Stored data
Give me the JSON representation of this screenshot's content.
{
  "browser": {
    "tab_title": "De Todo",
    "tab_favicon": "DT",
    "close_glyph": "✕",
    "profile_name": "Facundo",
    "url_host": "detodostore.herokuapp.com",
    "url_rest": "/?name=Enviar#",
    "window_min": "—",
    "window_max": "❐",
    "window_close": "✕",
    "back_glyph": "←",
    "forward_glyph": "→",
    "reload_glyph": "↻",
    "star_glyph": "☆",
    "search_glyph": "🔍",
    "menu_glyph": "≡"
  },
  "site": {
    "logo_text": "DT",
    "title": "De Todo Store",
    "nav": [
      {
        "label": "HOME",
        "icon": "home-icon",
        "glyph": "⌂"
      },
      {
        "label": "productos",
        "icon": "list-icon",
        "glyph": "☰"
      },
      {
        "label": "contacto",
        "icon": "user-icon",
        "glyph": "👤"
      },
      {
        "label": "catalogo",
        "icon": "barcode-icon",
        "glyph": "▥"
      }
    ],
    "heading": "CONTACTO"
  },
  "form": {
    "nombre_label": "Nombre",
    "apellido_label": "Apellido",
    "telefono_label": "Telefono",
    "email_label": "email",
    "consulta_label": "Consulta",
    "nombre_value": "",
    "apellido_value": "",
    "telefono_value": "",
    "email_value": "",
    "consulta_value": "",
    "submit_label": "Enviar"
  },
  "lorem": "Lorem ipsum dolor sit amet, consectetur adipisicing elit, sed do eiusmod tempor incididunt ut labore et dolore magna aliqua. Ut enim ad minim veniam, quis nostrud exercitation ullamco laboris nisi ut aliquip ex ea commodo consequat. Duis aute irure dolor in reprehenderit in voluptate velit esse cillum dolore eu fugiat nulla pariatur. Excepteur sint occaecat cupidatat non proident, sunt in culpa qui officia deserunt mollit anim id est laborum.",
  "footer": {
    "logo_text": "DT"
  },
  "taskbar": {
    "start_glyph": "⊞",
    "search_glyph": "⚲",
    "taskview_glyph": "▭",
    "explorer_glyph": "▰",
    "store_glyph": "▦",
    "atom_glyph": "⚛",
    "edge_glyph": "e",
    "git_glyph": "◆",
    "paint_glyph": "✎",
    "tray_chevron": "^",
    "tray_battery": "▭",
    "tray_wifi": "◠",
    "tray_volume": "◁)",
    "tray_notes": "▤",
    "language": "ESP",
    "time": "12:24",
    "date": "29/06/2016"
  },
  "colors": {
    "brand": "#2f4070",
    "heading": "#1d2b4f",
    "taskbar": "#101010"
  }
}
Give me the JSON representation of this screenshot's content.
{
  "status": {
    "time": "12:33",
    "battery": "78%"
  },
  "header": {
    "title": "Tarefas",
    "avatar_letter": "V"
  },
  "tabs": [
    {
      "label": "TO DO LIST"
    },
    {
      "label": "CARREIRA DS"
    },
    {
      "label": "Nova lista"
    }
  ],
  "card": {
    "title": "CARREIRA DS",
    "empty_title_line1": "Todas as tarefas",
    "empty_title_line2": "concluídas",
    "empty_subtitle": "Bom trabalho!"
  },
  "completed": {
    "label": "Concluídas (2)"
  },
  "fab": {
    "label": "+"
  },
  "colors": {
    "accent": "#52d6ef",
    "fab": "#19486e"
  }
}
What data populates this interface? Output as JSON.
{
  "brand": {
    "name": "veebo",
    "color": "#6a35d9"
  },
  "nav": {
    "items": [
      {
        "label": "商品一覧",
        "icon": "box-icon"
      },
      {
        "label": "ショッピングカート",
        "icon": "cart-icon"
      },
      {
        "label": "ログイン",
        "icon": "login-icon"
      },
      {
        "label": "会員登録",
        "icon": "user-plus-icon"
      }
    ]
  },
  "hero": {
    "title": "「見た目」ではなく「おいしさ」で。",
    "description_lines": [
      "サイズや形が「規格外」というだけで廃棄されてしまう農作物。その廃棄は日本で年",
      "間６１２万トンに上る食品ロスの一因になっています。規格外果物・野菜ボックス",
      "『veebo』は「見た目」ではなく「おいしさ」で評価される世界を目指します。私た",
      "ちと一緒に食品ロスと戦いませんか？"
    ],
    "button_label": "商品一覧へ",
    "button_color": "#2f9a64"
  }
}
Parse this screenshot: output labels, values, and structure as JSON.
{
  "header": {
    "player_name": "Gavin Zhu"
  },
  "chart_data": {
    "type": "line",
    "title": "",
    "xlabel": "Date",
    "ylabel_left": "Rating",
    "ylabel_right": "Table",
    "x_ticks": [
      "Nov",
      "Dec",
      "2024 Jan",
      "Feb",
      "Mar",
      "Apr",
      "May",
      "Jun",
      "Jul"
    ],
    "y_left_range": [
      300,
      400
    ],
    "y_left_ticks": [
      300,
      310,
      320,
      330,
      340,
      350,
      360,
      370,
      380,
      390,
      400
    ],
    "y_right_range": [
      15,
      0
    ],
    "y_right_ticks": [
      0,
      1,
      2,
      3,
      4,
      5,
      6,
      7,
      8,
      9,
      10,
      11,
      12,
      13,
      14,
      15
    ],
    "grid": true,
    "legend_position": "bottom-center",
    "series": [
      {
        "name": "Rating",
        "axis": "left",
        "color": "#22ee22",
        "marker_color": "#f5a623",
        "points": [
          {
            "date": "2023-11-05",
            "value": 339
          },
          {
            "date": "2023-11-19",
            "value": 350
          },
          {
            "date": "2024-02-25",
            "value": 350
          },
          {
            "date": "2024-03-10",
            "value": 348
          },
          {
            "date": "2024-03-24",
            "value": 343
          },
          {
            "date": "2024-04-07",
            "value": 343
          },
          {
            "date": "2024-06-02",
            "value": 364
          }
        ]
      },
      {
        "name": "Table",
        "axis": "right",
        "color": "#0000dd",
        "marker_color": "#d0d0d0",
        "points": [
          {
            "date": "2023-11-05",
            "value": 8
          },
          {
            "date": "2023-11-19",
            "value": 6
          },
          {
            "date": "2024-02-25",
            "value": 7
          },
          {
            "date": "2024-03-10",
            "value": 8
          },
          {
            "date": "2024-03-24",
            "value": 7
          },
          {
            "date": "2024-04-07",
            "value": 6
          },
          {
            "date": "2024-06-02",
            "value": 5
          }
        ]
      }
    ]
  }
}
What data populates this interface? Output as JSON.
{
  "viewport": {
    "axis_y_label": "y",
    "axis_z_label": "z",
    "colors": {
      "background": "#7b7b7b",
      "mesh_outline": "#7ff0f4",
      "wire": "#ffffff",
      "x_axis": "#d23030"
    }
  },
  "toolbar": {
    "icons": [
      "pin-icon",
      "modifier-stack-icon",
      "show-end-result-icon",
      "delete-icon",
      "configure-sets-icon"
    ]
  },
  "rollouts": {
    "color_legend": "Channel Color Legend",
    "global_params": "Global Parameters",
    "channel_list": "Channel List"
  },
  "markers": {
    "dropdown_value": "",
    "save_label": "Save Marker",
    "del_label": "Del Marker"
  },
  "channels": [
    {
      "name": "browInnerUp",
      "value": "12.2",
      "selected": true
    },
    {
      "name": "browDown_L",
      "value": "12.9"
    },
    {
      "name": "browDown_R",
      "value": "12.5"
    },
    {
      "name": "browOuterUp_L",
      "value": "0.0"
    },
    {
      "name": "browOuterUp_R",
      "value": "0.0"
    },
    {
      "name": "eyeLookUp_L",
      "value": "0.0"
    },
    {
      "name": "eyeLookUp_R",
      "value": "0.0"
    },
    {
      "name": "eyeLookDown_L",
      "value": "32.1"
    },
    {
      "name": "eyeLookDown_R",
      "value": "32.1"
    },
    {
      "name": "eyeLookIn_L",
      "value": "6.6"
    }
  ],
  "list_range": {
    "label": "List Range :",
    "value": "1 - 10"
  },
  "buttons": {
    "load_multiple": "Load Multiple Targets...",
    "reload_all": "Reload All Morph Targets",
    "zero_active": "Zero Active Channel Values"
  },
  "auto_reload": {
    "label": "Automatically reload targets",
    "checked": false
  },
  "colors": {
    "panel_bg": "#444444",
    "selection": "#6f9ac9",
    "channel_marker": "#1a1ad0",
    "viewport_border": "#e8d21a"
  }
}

◆ **Exercise**: Copy out all lines that carry the word "ではなく".

◆ **Answer to this task**:
    "title": "「見た目」ではなく「おいしさ」で。",
      "『veebo』は「見た目」ではなく「おいしさ」で評価される世界を目指します。私た",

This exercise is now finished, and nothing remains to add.